### Task material
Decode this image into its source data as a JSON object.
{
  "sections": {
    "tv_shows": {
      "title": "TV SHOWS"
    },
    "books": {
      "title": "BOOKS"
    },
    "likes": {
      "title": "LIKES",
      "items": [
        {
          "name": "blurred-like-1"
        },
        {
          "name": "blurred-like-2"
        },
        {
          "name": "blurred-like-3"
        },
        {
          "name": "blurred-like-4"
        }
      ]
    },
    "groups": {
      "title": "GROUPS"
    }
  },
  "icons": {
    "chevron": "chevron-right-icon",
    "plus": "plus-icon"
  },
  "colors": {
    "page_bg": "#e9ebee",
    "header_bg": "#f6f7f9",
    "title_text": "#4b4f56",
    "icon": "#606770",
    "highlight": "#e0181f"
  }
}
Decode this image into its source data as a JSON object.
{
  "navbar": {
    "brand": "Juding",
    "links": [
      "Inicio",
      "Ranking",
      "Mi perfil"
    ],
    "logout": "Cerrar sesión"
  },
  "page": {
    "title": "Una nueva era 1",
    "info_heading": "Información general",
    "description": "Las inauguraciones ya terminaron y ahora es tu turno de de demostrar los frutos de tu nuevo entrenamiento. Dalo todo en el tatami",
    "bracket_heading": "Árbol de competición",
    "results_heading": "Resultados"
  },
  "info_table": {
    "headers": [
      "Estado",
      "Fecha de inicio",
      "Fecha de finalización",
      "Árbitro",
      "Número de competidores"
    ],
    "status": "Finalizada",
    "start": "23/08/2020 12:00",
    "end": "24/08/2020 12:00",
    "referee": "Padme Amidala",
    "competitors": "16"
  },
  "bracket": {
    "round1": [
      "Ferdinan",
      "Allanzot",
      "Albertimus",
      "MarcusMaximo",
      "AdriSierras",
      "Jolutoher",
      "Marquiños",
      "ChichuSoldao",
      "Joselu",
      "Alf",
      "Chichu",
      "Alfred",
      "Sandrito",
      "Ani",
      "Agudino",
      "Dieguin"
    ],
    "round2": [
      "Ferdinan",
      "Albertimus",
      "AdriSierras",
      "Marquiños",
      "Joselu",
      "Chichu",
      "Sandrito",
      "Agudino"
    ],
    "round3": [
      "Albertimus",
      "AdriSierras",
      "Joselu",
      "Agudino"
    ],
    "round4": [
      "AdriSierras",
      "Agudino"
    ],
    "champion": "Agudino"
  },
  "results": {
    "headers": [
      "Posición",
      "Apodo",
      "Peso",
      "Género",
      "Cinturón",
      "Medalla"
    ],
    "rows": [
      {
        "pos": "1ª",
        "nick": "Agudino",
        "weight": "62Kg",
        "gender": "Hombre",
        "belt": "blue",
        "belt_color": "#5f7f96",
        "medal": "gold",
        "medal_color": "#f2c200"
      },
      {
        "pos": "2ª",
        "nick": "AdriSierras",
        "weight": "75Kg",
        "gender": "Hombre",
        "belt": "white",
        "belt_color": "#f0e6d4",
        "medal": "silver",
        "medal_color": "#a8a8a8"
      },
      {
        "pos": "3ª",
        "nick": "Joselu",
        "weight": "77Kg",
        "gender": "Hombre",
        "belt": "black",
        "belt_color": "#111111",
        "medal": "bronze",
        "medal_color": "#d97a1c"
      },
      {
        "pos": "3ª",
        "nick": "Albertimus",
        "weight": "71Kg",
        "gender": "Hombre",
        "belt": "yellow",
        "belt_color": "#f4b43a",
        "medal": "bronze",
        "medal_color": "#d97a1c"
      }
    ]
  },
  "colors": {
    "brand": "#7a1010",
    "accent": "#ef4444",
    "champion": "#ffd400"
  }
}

### Aim
Each record must be repeated exactly as it is.

### Exercise response
Decode this image into its source data as a JSON object.
{
  "sections": {
    "tv_shows": {
      "title": "TV SHOWS"
    },
    "books": {
      "title": "BOOKS"
    },
    "likes": {
      "title": "LIKES",
      "items": [
        {
          "name": "blurred-like-1"
        },
        {
          "name": "blurred-like-2"
        },
        {
          "name": "blurred-like-3"
        },
        {
          "name": "blurred-like-4"
        }
      ]
    },
    "groups": {
      "title": "GROUPS"
    }
  },
  "icons": {
    "chevron": "chevron-right-icon",
    "plus": "plus-icon"
  },
  "colors": {
    "page_bg": "#e9ebee",
    "header_bg": "#f6f7f9",
    "title_text": "#4b4f56",
    "icon": "#606770",
    "highlight": "#e0181f"
  }
}
Decode this image into its source data as a JSON object.
{
  "navbar": {
    "brand": "Juding",
    "links": [
      "Inicio",
      "Ranking",
      "Mi perfil"
    ],
    "logout": "Cerrar sesión"
  },
  "page": {
    "title": "Una nueva era 1",
    "info_heading": "Información general",
    "description": "Las inauguraciones ya terminaron y ahora es tu turno de de demostrar los frutos de tu nuevo entrenamiento. Dalo todo en el tatami",
    "bracket_heading": "Árbol de competición",
    "results_heading": "Resultados"
  },
  "info_table": {
    "headers": [
      "Estado",
      "Fecha de inicio",
      "Fecha de finalización",
      "Árbitro",
      "Número de competidores"
    ],
    "status": "Finalizada",
    "start": "23/08/2020 12:00",
    "end": "24/08/2020 12:00",
    "referee": "Padme Amidala",
    "competitors": "16"
  },
  "bracket": {
    "round1": [
      "Ferdinan",
      "Allanzot",
      "Albertimus",
      "MarcusMaximo",
      "AdriSierras",
      "Jolutoher",
      "Marquiños",
      "ChichuSoldao",
      "Joselu",
      "Alf",
      "Chichu",
      "Alfred",
      "Sandrito",
      "Ani",
      "Agudino",
      "Dieguin"
    ],
    "round2": [
      "Ferdinan",
      "Albertimus",
      "AdriSierras",
      "Marquiños",
      "Joselu",
      "Chichu",
      "Sandrito",
      "Agudino"
    ],
    "round3": [
      "Albertimus",
      "AdriSierras",
      "Joselu",
      "Agudino"
    ],
    "round4": [
      "AdriSierras",
      "Agudino"
    ],
    "champion": "Agudino"
  },
  "results": {
    "headers": [
      "Posición",
      "Apodo",
      "Peso",
      "Género",
      "Cinturón",
      "Medalla"
    ],
    "rows": [
      {
        "pos": "1ª",
        "nick": "Agudino",
        "weight": "62Kg",
        "gender": "Hombre",
        "belt": "blue",
        "belt_color": "#5f7f96",
        "medal": "gold",
        "medal_color": "#f2c200"
      },
      {
        "pos": "2ª",
        "nick": "AdriSierras",
        "weight": "75Kg",
        "gender": "Hombre",
        "belt": "white",
        "belt_color": "#f0e6d4",
        "medal": "silver",
        "medal_color": "#a8a8a8"
      },
      {
        "pos": "3ª",
        "nick": "Joselu",
        "weight": "77Kg",
        "gender": "Hombre",
        "belt": "black",
        "belt_color": "#111111",
        "medal": "bronze",
        "medal_color": "#d97a1c"
      },
      {
        "pos": "3ª",
        "nick": "Albertimus",
        "weight": "71Kg",
        "gender": "Hombre",
        "belt": "yellow",
        "belt_color": "#f4b43a",
        "medal": "bronze",
        "medal_color": "#d97a1c"
      }
    ]
  },
  "colors": {
    "brand": "#7a1010",
    "accent": "#ef4444",
    "champion": "#ffd400"
  }
}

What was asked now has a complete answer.